**OBJECTIF 1**
Recopiez à l'identique, parmi les entrées, le passage allant de la ligne qui contient « Polygon shape <box>129 101 169 148</box> » jusqu'à la ligne qui contient « Fe-N-MCNFs_Alkaline <box>311 105 », ces deux lignes comprises.

+++++

La violente vague de contestation au Nicaragua pour exiger le départ du président Daniel Ortega a fait une centaine de morts depuis mi-avril, selon un nouveau bilan dévoilé jeudi, alors que le chef de l'Etat s'accroche au pouvoir.

La Conférence épiscopale du Nicaragua (CEN), qui s'était proposée comme médiatrice entre gouvernement et opposition, a prévenu jeudi que le dialogue ne reprendrait pas tant que la répression ne cesserait pas.

"Nous, les évêques de la CEN, condamnons tous ces actes de répression par des groupes proches du gouvernement et nous voulons dire clairement que le dialogue national ne pourra reprendre tant qu'on continuera de nier au peuple du Nicaragua le droit à manifester librement, et qu'on continuera de le réprimer et de l'assassiner", a-t-elle affirmé dans un communiqué.

L'annonce en début de semaine d'une prochaine reprise du dialogue entre les deux camps n'a donc pas calmé la tension dans les rues. Dès mercredi, les affrontements entre partisans et opposants de Daniel Ortega, un ex-guérillero de 72 ans, ont repris.

Selon le nouveau bilan diffusé par le Centre nicaraguayen des droits de l'homme (Cenidh), les derniers heurts de mercredi soir et jeudi matin ont fait au moins 16 morts par armes à feu et 79 blessés à Managua, Leon (nord-ouest), deuxième ville du pays et Masaya (sud-ouest).

La police nicaraguayenne a elle fait état de 15 morts par armes à feu et quelque 200 blessés lors de ces affrontements.


Hommes de main

Dans son bilan, le Cenidh accuse des hommes de main à la solde du gouvernement d'être les "agresseurs".

"Massacre ! On tire des rafales contre des manifestants pacifiques", avait écrit mercredi soir sur les réseaux sociaux l'évêque auxiliaire de Managua, Mgr Silvio Baez.

De son côté, le président Ortega a dénoncé jeudi dans un communiqué une "conspiration" de l'opposition qui cherche à "terroriser" la population, en références aux violences de mercredi.

"Il n'existe pas de groupes de choc ou paramilitaires proches du gouvernement, nous ne pouvons donc pas accepter qu'on nous accuse de faits tragiques et douloureux que nous n'avons pas provoqués et que nous ne provoquerons jamais", écrit le président Ortega.

Lors de ces incidents, les locaux de la radio pro-gouvernementale Radio Ya ont été détruits et quelques autres bâtiments endommagés.

La chaîne de télévision 100% Noticias, censurée pendant plusieurs jours à la mi-avril par les autorités en raison de sa couverture des manifestations, et les locaux de la radio Dario, à Leon, elle aussi opposée au gouvernement, ont également été ciblés par des attaques, ont dénoncé leurs propriétaires.

Héros de la révolution sandiniste qui avait renversé la dictature en 1979, Daniel Ortega voit le vent tourner contre lui depuis le 18 avril.

Il est confronté à une vague de contestation sans précédent, déclenchée par une réforme des retraites abandonnée depuis, mais qui a vite tourné à un mouvement général de rejet du chef de l'Etat, accusé de confisquer le pouvoir --il dirige le Nicaragua depuis 2007, après un premier passage de 1979 à 1990-- et de brider les libertés.

+++++

**OBJECTIF 2**
Réécrivez s'il vous plaît le passage de l'article sur le Nicaragua allant de « La chaîne de » jusqu'à « le 18 avril. », en y remplaçant « propriétaires » par « responsables ».

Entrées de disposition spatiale
+++++

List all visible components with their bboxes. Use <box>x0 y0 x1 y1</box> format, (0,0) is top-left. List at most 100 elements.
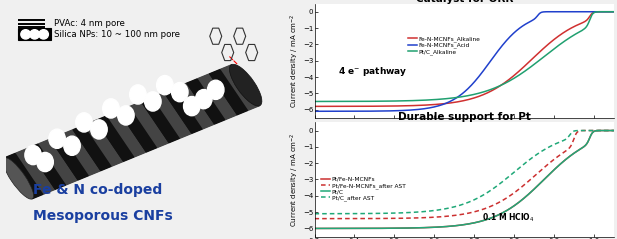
Polygon shape <box>129 101 169 148</box>
Pt/Fe-N-MCNFs_after AST <box>511 191 518 194</box>
Polygon shape <box>152 92 192 139</box>
Ellipse shape <box>25 146 41 165</box>
Ellipse shape <box>207 80 224 99</box>
Fe-N-MCNFs_Acid <box>511 31 518 34</box>
Ellipse shape <box>157 76 173 95</box>
Polygon shape <box>72 125 112 171</box>
Fe-N-MCNFs_Alkaline <box>610 10 617 13</box>
Title: Durable support for Pt: Durable support for Pt <box>398 112 531 122</box>
Ellipse shape <box>172 82 188 102</box>
Title: Catalyst for ORR: Catalyst for ORR <box>415 0 513 4</box>
Pt/Fe-N-MCNFs <box>364 227 371 230</box>
Bar <box>18 28 51 40</box>
Line: Pt/C_after AST: Pt/C_after AST <box>315 130 614 214</box>
Text: Silica NPs: 10 ~ 100 nm pore: Silica NPs: 10 ~ 100 nm pore <box>54 30 180 39</box>
Ellipse shape <box>37 152 53 172</box>
Text: 0.1 M HClO$_4$: 0.1 M HClO$_4$ <box>482 211 535 224</box>
Pt/C_after AST <box>364 212 371 215</box>
Text: PVAc: 4 nm pore: PVAc: 4 nm pore <box>54 19 125 28</box>
Fe-N-MCNFs_Acid <box>388 109 395 112</box>
Polygon shape <box>231 64 260 106</box>
Polygon shape <box>95 115 135 162</box>
Pt/Fe-N-MCNFs <box>595 129 602 132</box>
Pt/Fe-N-MCNFs <box>487 217 495 219</box>
Pt/C_after AST <box>311 212 318 215</box>
Line: Pt/C: Pt/C <box>315 130 614 228</box>
Pt/Fe-N-MCNFs_after AST <box>610 129 617 132</box>
Pt/C_Alkaline <box>487 88 495 91</box>
Pt/C_after AST <box>536 151 544 154</box>
Ellipse shape <box>2 158 33 199</box>
Pt/C_Alkaline <box>388 100 395 103</box>
Y-axis label: Current density / mA cm$^{-2}$: Current density / mA cm$^{-2}$ <box>289 13 301 108</box>
Text: Mesoporous CNFs: Mesoporous CNFs <box>33 209 173 223</box>
Pt/C <box>446 225 453 228</box>
Fe-N-MCNFs_Alkaline <box>311 105 318 108</box>
Pt/C_Alkaline <box>536 58 544 61</box>
Polygon shape <box>209 69 249 115</box>
Polygon shape <box>220 64 260 111</box>
Pt/Fe-N-MCNFs_after AST <box>579 129 586 132</box>
Pt/C <box>536 182 544 185</box>
Pt/C <box>364 227 371 230</box>
Legend: Pt/Fe-N-MCNFs, Pt/Fe-N-MCNFs_after AST, Pt/C, Pt/C_after AST: Pt/Fe-N-MCNFs, Pt/Fe-N-MCNFs_after AST, … <box>320 176 406 202</box>
Ellipse shape <box>64 136 80 155</box>
Pt/Fe-N-MCNFs <box>388 227 395 230</box>
Pt/C_Alkaline <box>311 100 318 103</box>
Polygon shape <box>197 73 237 120</box>
Ellipse shape <box>144 92 161 111</box>
Ellipse shape <box>196 90 212 109</box>
Fe-N-MCNFs_Alkaline <box>536 50 544 53</box>
Y-axis label: Current density / mA cm$^{-2}$: Current density / mA cm$^{-2}$ <box>289 132 301 227</box>
Ellipse shape <box>130 85 146 104</box>
Fe-N-MCNFs_Acid <box>610 10 617 13</box>
Pt/Fe-N-MCNFs_after AST <box>364 217 371 220</box>
Pt/Fe-N-MCNFs <box>511 204 518 207</box>
Pt/Fe-N-MCNFs <box>536 182 544 185</box>
Pt/C <box>487 217 495 219</box>
Fe-N-MCNFs_Alkaline <box>487 90 495 92</box>
Fe-N-MCNFs_Alkaline <box>388 105 395 108</box>
Fe-N-MCNFs_Alkaline <box>446 102 453 104</box>
Polygon shape <box>27 143 67 190</box>
Ellipse shape <box>30 30 39 39</box>
Pt/Fe-N-MCNFs <box>311 227 318 230</box>
Line: Pt/C_Alkaline: Pt/C_Alkaline <box>315 12 614 102</box>
Fe-N-MCNFs_Alkaline <box>511 74 518 76</box>
Ellipse shape <box>39 30 48 39</box>
Polygon shape <box>83 120 123 167</box>
Fe-N-MCNFs_Alkaline <box>595 10 602 13</box>
Fe-N-MCNFs_Acid <box>543 10 550 13</box>
Text: Fe & N co-doped: Fe & N co-doped <box>33 183 162 197</box>
Ellipse shape <box>118 106 134 125</box>
Line: Fe-N-MCNFs_Alkaline: Fe-N-MCNFs_Alkaline <box>315 12 614 106</box>
Ellipse shape <box>76 113 93 132</box>
Pt/Fe-N-MCNFs_after AST <box>311 217 318 220</box>
Pt/C_after AST <box>610 129 617 132</box>
Fe-N-MCNFs_Acid <box>364 110 371 113</box>
Ellipse shape <box>230 64 262 106</box>
Polygon shape <box>49 134 89 181</box>
Pt/C_Alkaline <box>610 10 617 13</box>
Polygon shape <box>106 111 146 158</box>
Polygon shape <box>61 129 101 176</box>
Pt/C_after AST <box>388 212 395 215</box>
Pt/C_Alkaline <box>446 97 453 100</box>
Pt/Fe-N-MCNFs <box>446 225 453 228</box>
Polygon shape <box>4 65 260 199</box>
Text: 4 e$^{-}$ pathway: 4 e$^{-}$ pathway <box>339 65 408 78</box>
Line: Pt/Fe-N-MCNFs: Pt/Fe-N-MCNFs <box>315 130 614 228</box>
Pt/C <box>311 227 318 230</box>
Pt/C <box>595 129 602 132</box>
Fe-N-MCNFs_Acid <box>446 100 453 103</box>
Ellipse shape <box>91 120 107 139</box>
Polygon shape <box>141 97 180 143</box>
Ellipse shape <box>49 129 65 148</box>
Pt/Fe-N-MCNFs_after AST <box>388 217 395 220</box>
Pt/C <box>610 129 617 132</box>
Pt/C_after AST <box>487 189 495 192</box>
Pt/C <box>388 227 395 230</box>
Polygon shape <box>175 83 214 130</box>
Pt/Fe-N-MCNFs_after AST <box>446 215 453 217</box>
Pt/C_Alkaline <box>595 10 602 13</box>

+++++

**SOLUTION 1**
Polygon shape <box>129 101 169 148</box>
Pt/Fe-N-MCNFs_after AST <box>511 191 518 194</box>
Polygon shape <box>152 92 192 139</box>
Ellipse shape <box>25 146 41 165</box>
Ellipse shape <box>207 80 224 99</box>
Fe-N-MCNFs_Acid <box>511 31 518 34</box>
Ellipse shape <box>157 76 173 95</box>
Polygon shape <box>72 125 112 171</box>
Fe-N-MCNFs_Alkaline <box>610 10 617 13</box>
Title: Durable support for Pt: Durable support for Pt <box>398 112 531 122</box>
Ellipse shape <box>172 82 188 102</box>
Title: Catalyst for ORR: Catalyst for ORR <box>415 0 513 4</box>
Pt/Fe-N-MCNFs <box>364 227 371 230</box>
Bar <box>18 28 51 40</box>
Line: Pt/C_after AST: Pt/C_after AST <box>315 130 614 214</box>
Text: Silica NPs: 10 ~ 100 nm pore: Silica NPs: 10 ~ 100 nm pore <box>54 30 180 39</box>
Ellipse shape <box>37 152 53 172</box>
Text: 0.1 M HClO$_4$: 0.1 M HClO$_4$ <box>482 211 535 224</box>
Pt/C_after AST <box>364 212 371 215</box>
Text: PVAc: 4 nm pore: PVAc: 4 nm pore <box>54 19 125 28</box>
Fe-N-MCNFs_Acid <box>388 109 395 112</box>
Polygon shape <box>231 64 260 106</box>
Polygon shape <box>95 115 135 162</box>
Pt/Fe-N-MCNFs <box>595 129 602 132</box>
Pt/Fe-N-MCNFs <box>487 217 495 219</box>
Pt/C_after AST <box>311 212 318 215</box>
Line: Pt/C: Pt/C <box>315 130 614 228</box>
Pt/Fe-N-MCNFs_after AST <box>610 129 617 132</box>
Pt/C_Alkaline <box>487 88 495 91</box>
Pt/C_after AST <box>536 151 544 154</box>
Ellipse shape <box>2 158 33 199</box>
Pt/C_Alkaline <box>388 100 395 103</box>
Y-axis label: Current density / mA cm$^{-2}$: Current density / mA cm$^{-2}$ <box>289 13 301 108</box>
Text: Mesoporous CNFs: Mesoporous CNFs <box>33 209 173 223</box>
Pt/C <box>446 225 453 228</box>
Fe-N-MCNFs_Alkaline <box>311 105 318 108</box>

**SOLUTION 2**
La chaîne de télévision 100% Noticias, censurée pendant plusieurs jours à la mi-avril par les autorités en raison de sa couverture des manifestations, et les locaux de la radio Dario, à Leon, elle aussi opposée au gouvernement, ont également été ciblés par des attaques, ont dénoncé leurs responsables.

Héros de la révolution sandiniste qui avait renversé la dictature en 1979, Daniel Ortega voit le vent tourner contre lui depuis le 18 avril.